* _EXCERPT_:
>> START

Close Encounters of the Porcine Kind

Weeks Twenty Four and Twenty Five (14 -27 July 2014)

In a move that may be viewed in the blogging world as both radical and unorthodox, in an effort to catch up on my chronicling of events of note, and because the pace of activity here is beginning to blur together events and times and dates, this post will cover two weeks and bring you all fully up to speed on where we stand in our efforts to build a sustainable, organic, off-grid Hawaiian homestead.

Let me begin by saying that these two weeks have been frenetic. Not since our Day of Four Cars–captured in a previous post (and not to be confused with the Middle Earth’s Battle of Five Armies)– have we seen such hectic activity. If it seemed to some of you that we dropped off the face of the planet, in terms of being incommunicado, this post may shed some light on our recent endeavors.

>> END

* _STORED ROWS_:
>> START

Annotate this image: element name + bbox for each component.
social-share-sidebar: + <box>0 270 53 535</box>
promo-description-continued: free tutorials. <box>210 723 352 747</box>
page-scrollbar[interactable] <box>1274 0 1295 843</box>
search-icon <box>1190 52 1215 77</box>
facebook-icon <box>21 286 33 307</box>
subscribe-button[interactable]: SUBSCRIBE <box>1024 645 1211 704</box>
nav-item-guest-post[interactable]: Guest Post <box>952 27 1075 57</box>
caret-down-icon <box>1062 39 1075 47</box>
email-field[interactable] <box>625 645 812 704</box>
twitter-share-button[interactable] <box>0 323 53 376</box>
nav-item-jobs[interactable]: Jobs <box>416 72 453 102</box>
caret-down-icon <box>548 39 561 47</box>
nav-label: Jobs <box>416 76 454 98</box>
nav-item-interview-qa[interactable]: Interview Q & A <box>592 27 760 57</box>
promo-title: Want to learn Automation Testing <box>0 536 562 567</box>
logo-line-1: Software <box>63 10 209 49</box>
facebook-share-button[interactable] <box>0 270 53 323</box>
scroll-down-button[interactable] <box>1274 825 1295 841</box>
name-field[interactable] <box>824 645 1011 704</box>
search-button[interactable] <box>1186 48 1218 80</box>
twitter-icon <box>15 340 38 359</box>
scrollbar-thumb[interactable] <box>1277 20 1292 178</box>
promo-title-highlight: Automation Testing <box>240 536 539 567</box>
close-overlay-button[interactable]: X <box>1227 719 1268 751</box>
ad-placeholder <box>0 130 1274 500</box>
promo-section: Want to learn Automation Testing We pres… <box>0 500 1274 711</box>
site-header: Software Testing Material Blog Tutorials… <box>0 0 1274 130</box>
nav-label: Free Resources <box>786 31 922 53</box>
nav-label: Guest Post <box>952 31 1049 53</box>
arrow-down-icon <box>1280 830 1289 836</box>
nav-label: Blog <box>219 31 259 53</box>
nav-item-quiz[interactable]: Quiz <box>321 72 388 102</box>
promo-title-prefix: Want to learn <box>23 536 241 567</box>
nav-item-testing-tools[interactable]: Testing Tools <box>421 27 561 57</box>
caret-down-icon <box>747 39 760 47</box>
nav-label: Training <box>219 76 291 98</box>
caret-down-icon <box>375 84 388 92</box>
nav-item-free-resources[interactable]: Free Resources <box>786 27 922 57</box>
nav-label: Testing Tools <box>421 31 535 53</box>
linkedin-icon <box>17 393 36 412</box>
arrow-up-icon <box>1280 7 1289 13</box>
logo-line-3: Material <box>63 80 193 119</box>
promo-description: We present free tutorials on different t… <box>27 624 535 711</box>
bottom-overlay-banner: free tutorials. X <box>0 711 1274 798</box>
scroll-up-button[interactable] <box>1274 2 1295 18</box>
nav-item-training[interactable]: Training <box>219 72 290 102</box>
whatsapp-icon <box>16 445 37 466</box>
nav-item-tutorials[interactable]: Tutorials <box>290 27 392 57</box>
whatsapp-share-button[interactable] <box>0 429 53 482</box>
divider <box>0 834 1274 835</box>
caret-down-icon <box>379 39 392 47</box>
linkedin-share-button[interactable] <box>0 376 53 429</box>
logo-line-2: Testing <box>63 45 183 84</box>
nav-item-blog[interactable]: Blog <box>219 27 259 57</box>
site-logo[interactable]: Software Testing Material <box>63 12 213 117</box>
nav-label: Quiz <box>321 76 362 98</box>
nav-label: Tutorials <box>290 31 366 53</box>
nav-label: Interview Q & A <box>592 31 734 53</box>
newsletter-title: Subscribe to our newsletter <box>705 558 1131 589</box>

>> END
>> START

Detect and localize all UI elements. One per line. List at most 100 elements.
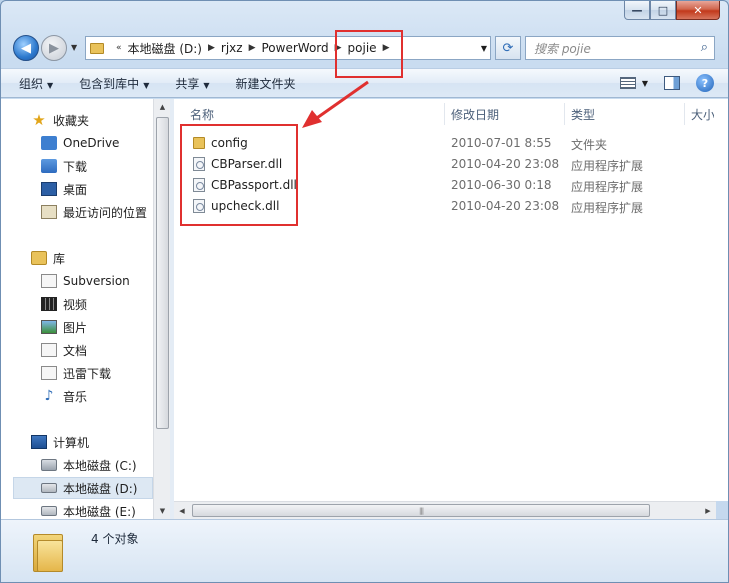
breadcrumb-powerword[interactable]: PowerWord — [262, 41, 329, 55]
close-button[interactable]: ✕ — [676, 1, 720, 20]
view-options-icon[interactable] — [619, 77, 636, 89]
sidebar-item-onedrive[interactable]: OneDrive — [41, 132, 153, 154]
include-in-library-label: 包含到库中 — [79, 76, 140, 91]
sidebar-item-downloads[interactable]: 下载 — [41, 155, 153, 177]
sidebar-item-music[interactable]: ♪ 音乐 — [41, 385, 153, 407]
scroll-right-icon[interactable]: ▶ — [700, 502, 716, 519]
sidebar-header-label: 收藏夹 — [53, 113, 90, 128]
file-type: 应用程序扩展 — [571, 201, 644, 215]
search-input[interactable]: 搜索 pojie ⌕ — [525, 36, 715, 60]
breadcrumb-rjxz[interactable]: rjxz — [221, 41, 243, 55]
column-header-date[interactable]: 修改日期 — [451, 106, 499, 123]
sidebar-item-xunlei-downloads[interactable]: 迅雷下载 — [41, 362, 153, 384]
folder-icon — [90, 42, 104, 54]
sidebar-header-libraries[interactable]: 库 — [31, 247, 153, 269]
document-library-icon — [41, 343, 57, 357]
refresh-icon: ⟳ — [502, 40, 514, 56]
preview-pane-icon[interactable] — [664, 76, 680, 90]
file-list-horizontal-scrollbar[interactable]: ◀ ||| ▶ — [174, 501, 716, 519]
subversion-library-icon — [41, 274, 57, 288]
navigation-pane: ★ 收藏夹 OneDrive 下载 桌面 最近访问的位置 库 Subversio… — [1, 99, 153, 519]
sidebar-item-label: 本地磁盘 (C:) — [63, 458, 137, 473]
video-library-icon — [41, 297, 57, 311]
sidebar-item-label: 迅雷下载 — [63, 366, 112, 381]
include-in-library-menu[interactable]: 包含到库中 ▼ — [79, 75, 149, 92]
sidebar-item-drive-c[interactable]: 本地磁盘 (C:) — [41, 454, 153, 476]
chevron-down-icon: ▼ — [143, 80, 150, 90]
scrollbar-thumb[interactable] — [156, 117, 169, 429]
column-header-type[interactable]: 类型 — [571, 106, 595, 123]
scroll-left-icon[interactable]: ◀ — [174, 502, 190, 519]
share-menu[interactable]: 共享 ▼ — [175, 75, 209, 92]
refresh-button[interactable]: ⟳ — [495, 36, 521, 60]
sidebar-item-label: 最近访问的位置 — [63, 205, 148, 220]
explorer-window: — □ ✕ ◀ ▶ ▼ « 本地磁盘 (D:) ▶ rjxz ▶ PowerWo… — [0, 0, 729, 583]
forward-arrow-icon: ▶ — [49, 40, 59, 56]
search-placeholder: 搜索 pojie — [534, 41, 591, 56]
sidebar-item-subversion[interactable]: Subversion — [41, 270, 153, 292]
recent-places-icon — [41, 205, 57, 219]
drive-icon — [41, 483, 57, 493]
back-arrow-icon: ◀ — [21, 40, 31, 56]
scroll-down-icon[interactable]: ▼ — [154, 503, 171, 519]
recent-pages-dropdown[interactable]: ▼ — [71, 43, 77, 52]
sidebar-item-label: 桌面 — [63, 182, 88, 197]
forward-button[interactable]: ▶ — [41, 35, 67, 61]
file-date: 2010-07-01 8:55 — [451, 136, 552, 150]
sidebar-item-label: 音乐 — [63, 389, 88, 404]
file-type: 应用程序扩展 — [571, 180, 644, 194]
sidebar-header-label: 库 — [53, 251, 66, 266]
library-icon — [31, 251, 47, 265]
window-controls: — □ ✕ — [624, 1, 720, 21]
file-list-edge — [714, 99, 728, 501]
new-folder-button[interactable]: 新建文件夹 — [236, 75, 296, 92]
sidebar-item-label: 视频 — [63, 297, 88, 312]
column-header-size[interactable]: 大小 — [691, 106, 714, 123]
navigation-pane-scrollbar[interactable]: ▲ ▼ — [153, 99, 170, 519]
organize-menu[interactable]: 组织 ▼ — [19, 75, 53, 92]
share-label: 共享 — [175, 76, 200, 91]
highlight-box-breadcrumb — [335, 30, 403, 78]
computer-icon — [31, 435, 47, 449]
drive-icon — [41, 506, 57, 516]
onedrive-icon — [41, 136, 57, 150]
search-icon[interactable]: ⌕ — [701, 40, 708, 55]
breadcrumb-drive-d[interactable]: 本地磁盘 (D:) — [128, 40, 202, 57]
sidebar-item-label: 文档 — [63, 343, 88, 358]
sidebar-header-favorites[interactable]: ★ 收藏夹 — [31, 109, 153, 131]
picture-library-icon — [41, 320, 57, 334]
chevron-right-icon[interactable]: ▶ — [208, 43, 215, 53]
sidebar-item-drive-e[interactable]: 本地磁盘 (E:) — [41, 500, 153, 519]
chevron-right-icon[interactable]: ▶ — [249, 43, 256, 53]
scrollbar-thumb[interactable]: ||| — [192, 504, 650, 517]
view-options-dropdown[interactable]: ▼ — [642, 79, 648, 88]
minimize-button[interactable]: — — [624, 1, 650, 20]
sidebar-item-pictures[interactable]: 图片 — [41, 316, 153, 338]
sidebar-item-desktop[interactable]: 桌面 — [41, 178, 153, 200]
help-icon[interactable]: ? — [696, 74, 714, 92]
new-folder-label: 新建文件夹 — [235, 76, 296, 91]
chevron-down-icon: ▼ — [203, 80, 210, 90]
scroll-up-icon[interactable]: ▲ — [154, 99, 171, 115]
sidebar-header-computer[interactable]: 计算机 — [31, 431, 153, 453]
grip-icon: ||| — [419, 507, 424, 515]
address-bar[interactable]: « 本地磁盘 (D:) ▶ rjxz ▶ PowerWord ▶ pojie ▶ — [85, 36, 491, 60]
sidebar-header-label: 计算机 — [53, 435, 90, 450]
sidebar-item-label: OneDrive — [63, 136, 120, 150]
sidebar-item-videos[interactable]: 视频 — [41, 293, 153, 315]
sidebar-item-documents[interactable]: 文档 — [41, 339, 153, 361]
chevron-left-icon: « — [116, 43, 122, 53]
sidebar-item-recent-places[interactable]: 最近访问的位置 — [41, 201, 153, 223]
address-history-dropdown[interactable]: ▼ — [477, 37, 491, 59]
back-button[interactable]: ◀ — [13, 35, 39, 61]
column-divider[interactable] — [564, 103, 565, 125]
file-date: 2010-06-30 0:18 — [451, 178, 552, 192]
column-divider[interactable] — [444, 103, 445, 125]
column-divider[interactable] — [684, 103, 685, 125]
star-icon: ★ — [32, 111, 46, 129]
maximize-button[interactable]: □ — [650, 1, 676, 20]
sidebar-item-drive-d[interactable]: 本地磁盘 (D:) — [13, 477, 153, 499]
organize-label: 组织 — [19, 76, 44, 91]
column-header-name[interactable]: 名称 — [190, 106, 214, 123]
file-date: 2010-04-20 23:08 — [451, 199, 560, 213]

>> END

* _INSTRUCTIONS_:
a - According to the homestead blog post, what kind of homestead is being built?
b - In the homestead blog post, write out the passage starting at "Close Encounters of" and ending at "our recent endeavors.", with "frenetic" swapped for "chaotic".

* _FULL ANSWERS_:
a - A sustainable, organic, off-grid Hawaiian homestead.

b -
Close Encounters of the Porcine Kind

Weeks Twenty Four and Twenty Five (14 -27 July 2014)

In a move that may be viewed in the blogging world as both radical and unorthodox, in an effort to catch up on my chronicling of events of note, and because the pace of activity here is beginning to blur together events and times and dates, this post will cover two weeks and bring you all fully up to speed on where we stand in our efforts to build a sustainable, organic, off-grid Hawaiian homestead.

Let me begin by saying that these two weeks have been chaotic. Not since our Day of Four Cars–captured in a previous post (and not to be confused with the Middle Earth’s Battle of Five Armies)– have we seen such hectic activity. If it seemed to some of you that we dropped off the face of the planet, in terms of being incommunicado, this post may shed some light on our recent endeavors.